### Exercise:
Go through each line of the records below and count those with the word "商品投诉"; give only the total.

== == ==

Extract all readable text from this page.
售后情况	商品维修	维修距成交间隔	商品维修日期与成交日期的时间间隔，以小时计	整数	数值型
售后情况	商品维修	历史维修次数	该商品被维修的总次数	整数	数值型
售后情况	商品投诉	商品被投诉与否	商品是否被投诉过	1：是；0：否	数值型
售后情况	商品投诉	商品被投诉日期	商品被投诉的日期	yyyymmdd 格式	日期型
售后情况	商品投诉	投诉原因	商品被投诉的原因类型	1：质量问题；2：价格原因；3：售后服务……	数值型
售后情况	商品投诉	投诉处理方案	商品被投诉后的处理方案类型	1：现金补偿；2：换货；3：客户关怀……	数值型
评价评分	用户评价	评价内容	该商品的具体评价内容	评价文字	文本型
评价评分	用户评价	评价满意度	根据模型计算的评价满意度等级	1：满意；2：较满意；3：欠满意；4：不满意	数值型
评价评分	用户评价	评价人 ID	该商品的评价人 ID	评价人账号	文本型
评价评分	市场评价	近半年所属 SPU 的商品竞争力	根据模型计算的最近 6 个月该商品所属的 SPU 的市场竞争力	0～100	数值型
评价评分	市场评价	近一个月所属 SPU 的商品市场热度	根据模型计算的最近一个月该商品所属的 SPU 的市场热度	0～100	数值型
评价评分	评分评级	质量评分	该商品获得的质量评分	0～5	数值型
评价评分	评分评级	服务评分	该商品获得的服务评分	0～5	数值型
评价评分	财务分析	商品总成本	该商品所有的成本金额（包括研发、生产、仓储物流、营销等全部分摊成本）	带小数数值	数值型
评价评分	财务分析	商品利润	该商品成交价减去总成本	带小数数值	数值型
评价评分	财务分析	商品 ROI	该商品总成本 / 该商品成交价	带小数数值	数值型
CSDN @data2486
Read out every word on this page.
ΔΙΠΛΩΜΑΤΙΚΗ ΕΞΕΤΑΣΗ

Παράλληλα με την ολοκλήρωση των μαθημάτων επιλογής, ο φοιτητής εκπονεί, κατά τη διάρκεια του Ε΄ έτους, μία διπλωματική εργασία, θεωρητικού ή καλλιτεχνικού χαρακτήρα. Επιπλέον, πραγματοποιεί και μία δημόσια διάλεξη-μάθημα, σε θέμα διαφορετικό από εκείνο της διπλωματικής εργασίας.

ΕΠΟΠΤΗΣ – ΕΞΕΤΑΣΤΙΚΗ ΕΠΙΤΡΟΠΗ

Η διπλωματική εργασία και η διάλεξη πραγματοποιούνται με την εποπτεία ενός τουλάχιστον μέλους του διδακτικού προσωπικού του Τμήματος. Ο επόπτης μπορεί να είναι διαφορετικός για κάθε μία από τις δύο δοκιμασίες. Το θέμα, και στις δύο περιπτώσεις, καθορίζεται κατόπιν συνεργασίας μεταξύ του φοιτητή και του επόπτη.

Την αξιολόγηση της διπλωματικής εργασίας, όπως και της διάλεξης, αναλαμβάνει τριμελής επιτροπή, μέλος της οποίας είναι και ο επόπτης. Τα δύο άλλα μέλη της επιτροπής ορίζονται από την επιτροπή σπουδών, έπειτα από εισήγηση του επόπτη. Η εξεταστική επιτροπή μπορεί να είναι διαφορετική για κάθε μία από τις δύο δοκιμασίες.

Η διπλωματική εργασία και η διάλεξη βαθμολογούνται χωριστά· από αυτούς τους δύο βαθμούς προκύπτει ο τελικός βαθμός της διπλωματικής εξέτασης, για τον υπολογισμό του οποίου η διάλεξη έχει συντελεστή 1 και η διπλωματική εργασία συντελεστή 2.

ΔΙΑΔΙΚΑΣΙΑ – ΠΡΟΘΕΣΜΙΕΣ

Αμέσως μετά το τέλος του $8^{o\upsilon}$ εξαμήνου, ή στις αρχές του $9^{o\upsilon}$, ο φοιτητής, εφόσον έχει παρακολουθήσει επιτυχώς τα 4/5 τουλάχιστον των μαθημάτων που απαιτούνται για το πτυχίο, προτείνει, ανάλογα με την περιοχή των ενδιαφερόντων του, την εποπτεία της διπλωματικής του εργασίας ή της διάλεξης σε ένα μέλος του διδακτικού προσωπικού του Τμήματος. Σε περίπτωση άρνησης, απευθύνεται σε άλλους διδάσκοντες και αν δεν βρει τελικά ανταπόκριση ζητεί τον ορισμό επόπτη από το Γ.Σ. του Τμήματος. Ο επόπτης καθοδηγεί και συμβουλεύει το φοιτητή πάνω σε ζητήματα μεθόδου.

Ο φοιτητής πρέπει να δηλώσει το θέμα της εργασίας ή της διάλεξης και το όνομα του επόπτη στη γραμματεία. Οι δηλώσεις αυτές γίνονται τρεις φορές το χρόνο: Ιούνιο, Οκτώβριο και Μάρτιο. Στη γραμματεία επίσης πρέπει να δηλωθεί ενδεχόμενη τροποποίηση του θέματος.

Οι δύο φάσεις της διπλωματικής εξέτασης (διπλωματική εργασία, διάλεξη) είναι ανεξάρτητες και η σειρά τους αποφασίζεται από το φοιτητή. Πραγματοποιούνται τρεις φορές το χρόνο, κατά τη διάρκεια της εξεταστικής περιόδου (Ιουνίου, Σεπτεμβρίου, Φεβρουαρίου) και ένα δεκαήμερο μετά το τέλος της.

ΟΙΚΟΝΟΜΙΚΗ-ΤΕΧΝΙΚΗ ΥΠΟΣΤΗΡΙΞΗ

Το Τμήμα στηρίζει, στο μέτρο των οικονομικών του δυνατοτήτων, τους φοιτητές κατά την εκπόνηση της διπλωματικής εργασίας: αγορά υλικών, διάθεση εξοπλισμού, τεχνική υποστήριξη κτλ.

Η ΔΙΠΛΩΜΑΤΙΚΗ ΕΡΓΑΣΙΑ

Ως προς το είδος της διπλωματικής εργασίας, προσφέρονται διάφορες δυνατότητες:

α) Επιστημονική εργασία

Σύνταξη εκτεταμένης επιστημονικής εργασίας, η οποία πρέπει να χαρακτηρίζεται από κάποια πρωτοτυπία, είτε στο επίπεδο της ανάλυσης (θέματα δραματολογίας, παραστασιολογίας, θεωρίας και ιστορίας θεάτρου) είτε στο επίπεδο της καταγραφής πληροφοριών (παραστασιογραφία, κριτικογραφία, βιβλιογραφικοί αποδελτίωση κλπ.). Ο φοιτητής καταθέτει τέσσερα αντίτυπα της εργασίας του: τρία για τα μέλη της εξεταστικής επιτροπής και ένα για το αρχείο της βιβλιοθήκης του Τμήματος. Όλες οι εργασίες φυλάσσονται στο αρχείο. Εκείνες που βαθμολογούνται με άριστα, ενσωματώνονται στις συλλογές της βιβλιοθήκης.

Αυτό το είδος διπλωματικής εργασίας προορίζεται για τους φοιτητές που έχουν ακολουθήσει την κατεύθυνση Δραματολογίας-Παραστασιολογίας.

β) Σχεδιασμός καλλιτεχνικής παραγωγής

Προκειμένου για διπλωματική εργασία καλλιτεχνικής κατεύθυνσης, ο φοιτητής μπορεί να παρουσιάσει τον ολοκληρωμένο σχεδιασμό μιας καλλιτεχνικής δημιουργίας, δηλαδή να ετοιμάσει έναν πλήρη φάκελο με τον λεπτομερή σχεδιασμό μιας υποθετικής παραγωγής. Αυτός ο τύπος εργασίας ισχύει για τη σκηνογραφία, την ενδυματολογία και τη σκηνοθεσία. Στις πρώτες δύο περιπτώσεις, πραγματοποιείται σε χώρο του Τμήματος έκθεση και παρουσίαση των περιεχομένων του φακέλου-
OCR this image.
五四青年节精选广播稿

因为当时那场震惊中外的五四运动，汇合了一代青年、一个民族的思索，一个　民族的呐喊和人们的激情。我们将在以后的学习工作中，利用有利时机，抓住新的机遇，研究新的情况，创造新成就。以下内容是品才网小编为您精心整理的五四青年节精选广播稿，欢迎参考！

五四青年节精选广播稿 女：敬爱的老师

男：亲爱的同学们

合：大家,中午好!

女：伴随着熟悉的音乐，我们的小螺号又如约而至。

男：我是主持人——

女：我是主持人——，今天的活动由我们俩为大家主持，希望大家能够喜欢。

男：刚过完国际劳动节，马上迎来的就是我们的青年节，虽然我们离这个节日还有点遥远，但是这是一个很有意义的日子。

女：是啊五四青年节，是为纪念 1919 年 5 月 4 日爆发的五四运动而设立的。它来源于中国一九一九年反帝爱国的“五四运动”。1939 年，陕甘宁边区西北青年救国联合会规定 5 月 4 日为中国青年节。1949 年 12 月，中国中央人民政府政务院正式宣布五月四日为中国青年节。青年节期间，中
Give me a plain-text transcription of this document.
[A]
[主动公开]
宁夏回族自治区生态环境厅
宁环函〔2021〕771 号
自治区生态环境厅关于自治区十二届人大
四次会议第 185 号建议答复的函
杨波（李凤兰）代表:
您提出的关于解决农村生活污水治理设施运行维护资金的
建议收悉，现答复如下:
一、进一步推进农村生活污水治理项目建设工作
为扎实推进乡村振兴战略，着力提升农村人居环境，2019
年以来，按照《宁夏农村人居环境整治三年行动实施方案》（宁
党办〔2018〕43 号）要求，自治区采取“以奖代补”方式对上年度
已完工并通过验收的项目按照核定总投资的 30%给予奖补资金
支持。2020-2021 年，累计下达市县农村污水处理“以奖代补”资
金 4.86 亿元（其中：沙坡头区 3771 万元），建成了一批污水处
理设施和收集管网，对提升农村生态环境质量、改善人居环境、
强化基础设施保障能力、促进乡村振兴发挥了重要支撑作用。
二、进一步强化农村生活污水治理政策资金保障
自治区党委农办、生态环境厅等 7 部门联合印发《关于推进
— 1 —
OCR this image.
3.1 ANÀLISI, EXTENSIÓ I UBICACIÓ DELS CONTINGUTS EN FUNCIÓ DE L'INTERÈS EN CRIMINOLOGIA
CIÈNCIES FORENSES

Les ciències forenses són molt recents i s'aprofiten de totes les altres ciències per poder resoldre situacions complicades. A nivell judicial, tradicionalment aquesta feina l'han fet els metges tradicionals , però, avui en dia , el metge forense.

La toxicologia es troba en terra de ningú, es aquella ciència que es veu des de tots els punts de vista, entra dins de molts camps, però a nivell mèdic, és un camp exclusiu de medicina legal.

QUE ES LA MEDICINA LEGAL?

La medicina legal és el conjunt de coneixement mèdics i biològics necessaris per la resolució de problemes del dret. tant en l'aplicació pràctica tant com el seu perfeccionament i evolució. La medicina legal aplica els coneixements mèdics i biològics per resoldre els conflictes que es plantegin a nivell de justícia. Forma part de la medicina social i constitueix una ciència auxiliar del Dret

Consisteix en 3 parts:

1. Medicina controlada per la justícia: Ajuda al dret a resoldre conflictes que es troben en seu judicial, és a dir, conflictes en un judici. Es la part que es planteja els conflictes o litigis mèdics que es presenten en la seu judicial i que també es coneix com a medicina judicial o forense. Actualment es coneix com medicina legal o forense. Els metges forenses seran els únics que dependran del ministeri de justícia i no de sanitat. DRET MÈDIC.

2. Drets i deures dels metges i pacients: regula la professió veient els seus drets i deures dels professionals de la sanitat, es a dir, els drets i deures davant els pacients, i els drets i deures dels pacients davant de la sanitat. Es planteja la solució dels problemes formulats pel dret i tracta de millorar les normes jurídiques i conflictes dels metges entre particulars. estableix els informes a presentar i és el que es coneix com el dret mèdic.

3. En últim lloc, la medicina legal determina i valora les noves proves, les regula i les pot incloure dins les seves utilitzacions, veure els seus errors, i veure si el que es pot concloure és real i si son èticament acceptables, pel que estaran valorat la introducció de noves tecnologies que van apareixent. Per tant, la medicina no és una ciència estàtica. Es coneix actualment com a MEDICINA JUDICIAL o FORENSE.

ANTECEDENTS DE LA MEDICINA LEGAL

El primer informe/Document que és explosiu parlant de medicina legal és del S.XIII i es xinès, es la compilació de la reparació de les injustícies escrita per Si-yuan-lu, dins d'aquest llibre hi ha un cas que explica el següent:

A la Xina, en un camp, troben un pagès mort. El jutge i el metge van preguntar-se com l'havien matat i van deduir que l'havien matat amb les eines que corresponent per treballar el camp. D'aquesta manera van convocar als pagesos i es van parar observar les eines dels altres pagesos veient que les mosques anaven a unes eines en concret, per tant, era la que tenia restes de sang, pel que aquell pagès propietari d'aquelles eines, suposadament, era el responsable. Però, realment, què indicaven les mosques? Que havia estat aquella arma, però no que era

== == ==

### Answer to the exercise:
4